**What you will do**
Write out the listing exactly as it is given.

**Stored entries**
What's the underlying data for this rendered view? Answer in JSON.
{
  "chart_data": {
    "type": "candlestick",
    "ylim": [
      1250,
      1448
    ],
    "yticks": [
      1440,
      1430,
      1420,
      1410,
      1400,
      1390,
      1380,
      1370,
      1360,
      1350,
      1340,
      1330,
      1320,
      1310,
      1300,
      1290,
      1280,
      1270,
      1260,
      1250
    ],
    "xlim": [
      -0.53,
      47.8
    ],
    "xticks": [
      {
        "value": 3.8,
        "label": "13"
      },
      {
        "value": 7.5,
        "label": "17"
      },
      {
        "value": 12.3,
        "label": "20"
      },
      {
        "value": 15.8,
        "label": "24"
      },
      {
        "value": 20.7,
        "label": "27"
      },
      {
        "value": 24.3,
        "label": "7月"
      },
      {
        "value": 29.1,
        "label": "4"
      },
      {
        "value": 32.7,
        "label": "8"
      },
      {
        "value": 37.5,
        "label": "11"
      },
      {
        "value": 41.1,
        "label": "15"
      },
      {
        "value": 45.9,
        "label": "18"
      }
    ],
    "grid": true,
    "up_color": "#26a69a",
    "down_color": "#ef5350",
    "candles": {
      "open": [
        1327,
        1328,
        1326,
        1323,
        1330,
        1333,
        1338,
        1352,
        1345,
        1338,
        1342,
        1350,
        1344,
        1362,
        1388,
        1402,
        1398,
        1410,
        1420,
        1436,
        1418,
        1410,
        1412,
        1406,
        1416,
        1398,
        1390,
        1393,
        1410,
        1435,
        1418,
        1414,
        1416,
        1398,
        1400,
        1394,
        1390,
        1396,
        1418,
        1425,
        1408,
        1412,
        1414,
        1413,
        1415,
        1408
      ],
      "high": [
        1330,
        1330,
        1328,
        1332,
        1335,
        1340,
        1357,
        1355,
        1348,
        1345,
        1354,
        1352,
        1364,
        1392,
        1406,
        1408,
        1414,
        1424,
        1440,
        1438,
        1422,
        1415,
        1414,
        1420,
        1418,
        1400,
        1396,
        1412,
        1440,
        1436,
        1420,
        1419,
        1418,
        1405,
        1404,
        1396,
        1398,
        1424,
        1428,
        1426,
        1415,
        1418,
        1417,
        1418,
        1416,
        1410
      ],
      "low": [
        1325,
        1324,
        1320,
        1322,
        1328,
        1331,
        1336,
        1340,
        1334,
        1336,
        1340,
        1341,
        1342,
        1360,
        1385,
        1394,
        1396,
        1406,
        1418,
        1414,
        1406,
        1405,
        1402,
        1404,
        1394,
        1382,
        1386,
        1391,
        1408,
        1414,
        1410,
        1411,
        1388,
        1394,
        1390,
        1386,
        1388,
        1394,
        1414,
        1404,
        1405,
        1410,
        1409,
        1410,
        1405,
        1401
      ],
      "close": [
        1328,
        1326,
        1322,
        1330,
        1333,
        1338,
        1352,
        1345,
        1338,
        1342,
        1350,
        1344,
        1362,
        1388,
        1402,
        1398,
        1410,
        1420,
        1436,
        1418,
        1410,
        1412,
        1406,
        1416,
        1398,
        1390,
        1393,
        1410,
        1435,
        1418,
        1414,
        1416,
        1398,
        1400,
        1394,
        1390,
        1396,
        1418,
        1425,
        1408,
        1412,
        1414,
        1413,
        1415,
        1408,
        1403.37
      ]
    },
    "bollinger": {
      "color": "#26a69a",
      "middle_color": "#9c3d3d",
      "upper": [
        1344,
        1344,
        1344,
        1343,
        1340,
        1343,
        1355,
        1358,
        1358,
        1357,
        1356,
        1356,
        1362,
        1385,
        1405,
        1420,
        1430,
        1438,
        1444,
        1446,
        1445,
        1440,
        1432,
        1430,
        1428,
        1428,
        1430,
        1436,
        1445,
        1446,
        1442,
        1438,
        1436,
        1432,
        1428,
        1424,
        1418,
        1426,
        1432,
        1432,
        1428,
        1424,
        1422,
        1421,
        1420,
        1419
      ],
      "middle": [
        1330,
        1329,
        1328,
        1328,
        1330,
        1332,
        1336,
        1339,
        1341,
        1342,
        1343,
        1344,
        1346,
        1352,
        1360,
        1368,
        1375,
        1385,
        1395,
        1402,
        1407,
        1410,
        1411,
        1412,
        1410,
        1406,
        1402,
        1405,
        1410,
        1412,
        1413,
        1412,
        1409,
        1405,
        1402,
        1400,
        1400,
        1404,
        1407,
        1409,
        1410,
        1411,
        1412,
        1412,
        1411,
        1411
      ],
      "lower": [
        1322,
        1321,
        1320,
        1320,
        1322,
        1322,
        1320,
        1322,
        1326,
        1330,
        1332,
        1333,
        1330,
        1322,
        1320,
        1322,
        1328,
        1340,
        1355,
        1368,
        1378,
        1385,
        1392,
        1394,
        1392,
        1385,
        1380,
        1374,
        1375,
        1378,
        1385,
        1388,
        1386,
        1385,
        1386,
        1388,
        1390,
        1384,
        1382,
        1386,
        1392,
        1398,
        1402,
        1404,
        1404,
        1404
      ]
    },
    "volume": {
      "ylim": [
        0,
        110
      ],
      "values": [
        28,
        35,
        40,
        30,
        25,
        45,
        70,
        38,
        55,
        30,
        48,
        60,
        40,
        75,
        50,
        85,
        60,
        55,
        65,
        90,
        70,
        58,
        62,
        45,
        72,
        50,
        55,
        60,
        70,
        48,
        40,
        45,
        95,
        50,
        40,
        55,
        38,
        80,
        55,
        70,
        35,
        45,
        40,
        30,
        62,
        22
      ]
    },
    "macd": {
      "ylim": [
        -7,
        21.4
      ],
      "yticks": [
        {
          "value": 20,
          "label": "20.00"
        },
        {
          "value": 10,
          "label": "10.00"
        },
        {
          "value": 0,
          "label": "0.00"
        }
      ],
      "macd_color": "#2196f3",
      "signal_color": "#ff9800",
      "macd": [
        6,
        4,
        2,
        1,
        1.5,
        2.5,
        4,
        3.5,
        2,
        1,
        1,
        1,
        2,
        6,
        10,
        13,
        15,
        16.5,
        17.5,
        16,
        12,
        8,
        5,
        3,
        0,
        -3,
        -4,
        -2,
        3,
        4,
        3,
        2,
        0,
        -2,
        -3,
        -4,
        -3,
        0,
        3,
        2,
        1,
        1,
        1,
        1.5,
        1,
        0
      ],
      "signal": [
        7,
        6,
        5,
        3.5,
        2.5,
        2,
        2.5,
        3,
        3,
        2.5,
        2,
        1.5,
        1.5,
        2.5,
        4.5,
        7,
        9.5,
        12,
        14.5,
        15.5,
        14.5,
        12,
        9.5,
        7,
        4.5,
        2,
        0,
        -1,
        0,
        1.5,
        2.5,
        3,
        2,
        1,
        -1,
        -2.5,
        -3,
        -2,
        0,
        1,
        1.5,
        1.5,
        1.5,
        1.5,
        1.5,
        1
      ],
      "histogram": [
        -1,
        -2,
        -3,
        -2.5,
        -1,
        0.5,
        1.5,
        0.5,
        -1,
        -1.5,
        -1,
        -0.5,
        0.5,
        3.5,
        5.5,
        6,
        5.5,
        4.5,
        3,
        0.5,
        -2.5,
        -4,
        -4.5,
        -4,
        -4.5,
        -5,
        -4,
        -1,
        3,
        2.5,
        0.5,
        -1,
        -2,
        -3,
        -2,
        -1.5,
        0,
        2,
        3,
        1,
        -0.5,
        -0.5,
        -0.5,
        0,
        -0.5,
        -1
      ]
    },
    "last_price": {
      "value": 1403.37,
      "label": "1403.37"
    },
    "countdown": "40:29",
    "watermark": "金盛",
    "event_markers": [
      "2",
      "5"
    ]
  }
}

**Answer in full**
What's the underlying data for this rendered view? Answer in JSON.
{
  "chart_data": {
    "type": "candlestick",
    "ylim": [
      1250,
      1448
    ],
    "yticks": [
      1440,
      1430,
      1420,
      1410,
      1400,
      1390,
      1380,
      1370,
      1360,
      1350,
      1340,
      1330,
      1320,
      1310,
      1300,
      1290,
      1280,
      1270,
      1260,
      1250
    ],
    "xlim": [
      -0.53,
      47.8
    ],
    "xticks": [
      {
        "value": 3.8,
        "label": "13"
      },
      {
        "value": 7.5,
        "label": "17"
      },
      {
        "value": 12.3,
        "label": "20"
      },
      {
        "value": 15.8,
        "label": "24"
      },
      {
        "value": 20.7,
        "label": "27"
      },
      {
        "value": 24.3,
        "label": "7月"
      },
      {
        "value": 29.1,
        "label": "4"
      },
      {
        "value": 32.7,
        "label": "8"
      },
      {
        "value": 37.5,
        "label": "11"
      },
      {
        "value": 41.1,
        "label": "15"
      },
      {
        "value": 45.9,
        "label": "18"
      }
    ],
    "grid": true,
    "up_color": "#26a69a",
    "down_color": "#ef5350",
    "candles": {
      "open": [
        1327,
        1328,
        1326,
        1323,
        1330,
        1333,
        1338,
        1352,
        1345,
        1338,
        1342,
        1350,
        1344,
        1362,
        1388,
        1402,
        1398,
        1410,
        1420,
        1436,
        1418,
        1410,
        1412,
        1406,
        1416,
        1398,
        1390,
        1393,
        1410,
        1435,
        1418,
        1414,
        1416,
        1398,
        1400,
        1394,
        1390,
        1396,
        1418,
        1425,
        1408,
        1412,
        1414,
        1413,
        1415,
        1408
      ],
      "high": [
        1330,
        1330,
        1328,
        1332,
        1335,
        1340,
        1357,
        1355,
        1348,
        1345,
        1354,
        1352,
        1364,
        1392,
        1406,
        1408,
        1414,
        1424,
        1440,
        1438,
        1422,
        1415,
        1414,
        1420,
        1418,
        1400,
        1396,
        1412,
        1440,
        1436,
        1420,
        1419,
        1418,
        1405,
        1404,
        1396,
        1398,
        1424,
        1428,
        1426,
        1415,
        1418,
        1417,
        1418,
        1416,
        1410
      ],
      "low": [
        1325,
        1324,
        1320,
        1322,
        1328,
        1331,
        1336,
        1340,
        1334,
        1336,
        1340,
        1341,
        1342,
        1360,
        1385,
        1394,
        1396,
        1406,
        1418,
        1414,
        1406,
        1405,
        1402,
        1404,
        1394,
        1382,
        1386,
        1391,
        1408,
        1414,
        1410,
        1411,
        1388,
        1394,
        1390,
        1386,
        1388,
        1394,
        1414,
        1404,
        1405,
        1410,
        1409,
        1410,
        1405,
        1401
      ],
      "close": [
        1328,
        1326,
        1322,
        1330,
        1333,
        1338,
        1352,
        1345,
        1338,
        1342,
        1350,
        1344,
        1362,
        1388,
        1402,
        1398,
        1410,
        1420,
        1436,
        1418,
        1410,
        1412,
        1406,
        1416,
        1398,
        1390,
        1393,
        1410,
        1435,
        1418,
        1414,
        1416,
        1398,
        1400,
        1394,
        1390,
        1396,
        1418,
        1425,
        1408,
        1412,
        1414,
        1413,
        1415,
        1408,
        1403.37
      ]
    },
    "bollinger": {
      "color": "#26a69a",
      "middle_color": "#9c3d3d",
      "upper": [
        1344,
        1344,
        1344,
        1343,
        1340,
        1343,
        1355,
        1358,
        1358,
        1357,
        1356,
        1356,
        1362,
        1385,
        1405,
        1420,
        1430,
        1438,
        1444,
        1446,
        1445,
        1440,
        1432,
        1430,
        1428,
        1428,
        1430,
        1436,
        1445,
        1446,
        1442,
        1438,
        1436,
        1432,
        1428,
        1424,
        1418,
        1426,
        1432,
        1432,
        1428,
        1424,
        1422,
        1421,
        1420,
        1419
      ],
      "middle": [
        1330,
        1329,
        1328,
        1328,
        1330,
        1332,
        1336,
        1339,
        1341,
        1342,
        1343,
        1344,
        1346,
        1352,
        1360,
        1368,
        1375,
        1385,
        1395,
        1402,
        1407,
        1410,
        1411,
        1412,
        1410,
        1406,
        1402,
        1405,
        1410,
        1412,
        1413,
        1412,
        1409,
        1405,
        1402,
        1400,
        1400,
        1404,
        1407,
        1409,
        1410,
        1411,
        1412,
        1412,
        1411,
        1411
      ],
      "lower": [
        1322,
        1321,
        1320,
        1320,
        1322,
        1322,
        1320,
        1322,
        1326,
        1330,
        1332,
        1333,
        1330,
        1322,
        1320,
        1322,
        1328,
        1340,
        1355,
        1368,
        1378,
        1385,
        1392,
        1394,
        1392,
        1385,
        1380,
        1374,
        1375,
        1378,
        1385,
        1388,
        1386,
        1385,
        1386,
        1388,
        1390,
        1384,
        1382,
        1386,
        1392,
        1398,
        1402,
        1404,
        1404,
        1404
      ]
    },
    "volume": {
      "ylim": [
        0,
        110
      ],
      "values": [
        28,
        35,
        40,
        30,
        25,
        45,
        70,
        38,
        55,
        30,
        48,
        60,
        40,
        75,
        50,
        85,
        60,
        55,
        65,
        90,
        70,
        58,
        62,
        45,
        72,
        50,
        55,
        60,
        70,
        48,
        40,
        45,
        95,
        50,
        40,
        55,
        38,
        80,
        55,
        70,
        35,
        45,
        40,
        30,
        62,
        22
      ]
    },
    "macd": {
      "ylim": [
        -7,
        21.4
      ],
      "yticks": [
        {
          "value": 20,
          "label": "20.00"
        },
        {
          "value": 10,
          "label": "10.00"
        },
        {
          "value": 0,
          "label": "0.00"
        }
      ],
      "macd_color": "#2196f3",
      "signal_color": "#ff9800",
      "macd": [
        6,
        4,
        2,
        1,
        1.5,
        2.5,
        4,
        3.5,
        2,
        1,
        1,
        1,
        2,
        6,
        10,
        13,
        15,
        16.5,
        17.5,
        16,
        12,
        8,
        5,
        3,
        0,
        -3,
        -4,
        -2,
        3,
        4,
        3,
        2,
        0,
        -2,
        -3,
        -4,
        -3,
        0,
        3,
        2,
        1,
        1,
        1,
        1.5,
        1,
        0
      ],
      "signal": [
        7,
        6,
        5,
        3.5,
        2.5,
        2,
        2.5,
        3,
        3,
        2.5,
        2,
        1.5,
        1.5,
        2.5,
        4.5,
        7,
        9.5,
        12,
        14.5,
        15.5,
        14.5,
        12,
        9.5,
        7,
        4.5,
        2,
        0,
        -1,
        0,
        1.5,
        2.5,
        3,
        2,
        1,
        -1,
        -2.5,
        -3,
        -2,
        0,
        1,
        1.5,
        1.5,
        1.5,
        1.5,
        1.5,
        1
      ],
      "histogram": [
        -1,
        -2,
        -3,
        -2.5,
        -1,
        0.5,
        1.5,
        0.5,
        -1,
        -1.5,
        -1,
        -0.5,
        0.5,
        3.5,
        5.5,
        6,
        5.5,
        4.5,
        3,
        0.5,
        -2.5,
        -4,
        -4.5,
        -4,
        -4.5,
        -5,
        -4,
        -1,
        3,
        2.5,
        0.5,
        -1,
        -2,
        -3,
        -2,
        -1.5,
        0,
        2,
        3,
        1,
        -0.5,
        -0.5,
        -0.5,
        0,
        -0.5,
        -1
      ]
    },
    "last_price": {
      "value": 1403.37,
      "label": "1403.37"
    },
    "countdown": "40:29",
    "watermark": "金盛",
    "event_markers": [
      "2",
      "5"
    ]
  }
}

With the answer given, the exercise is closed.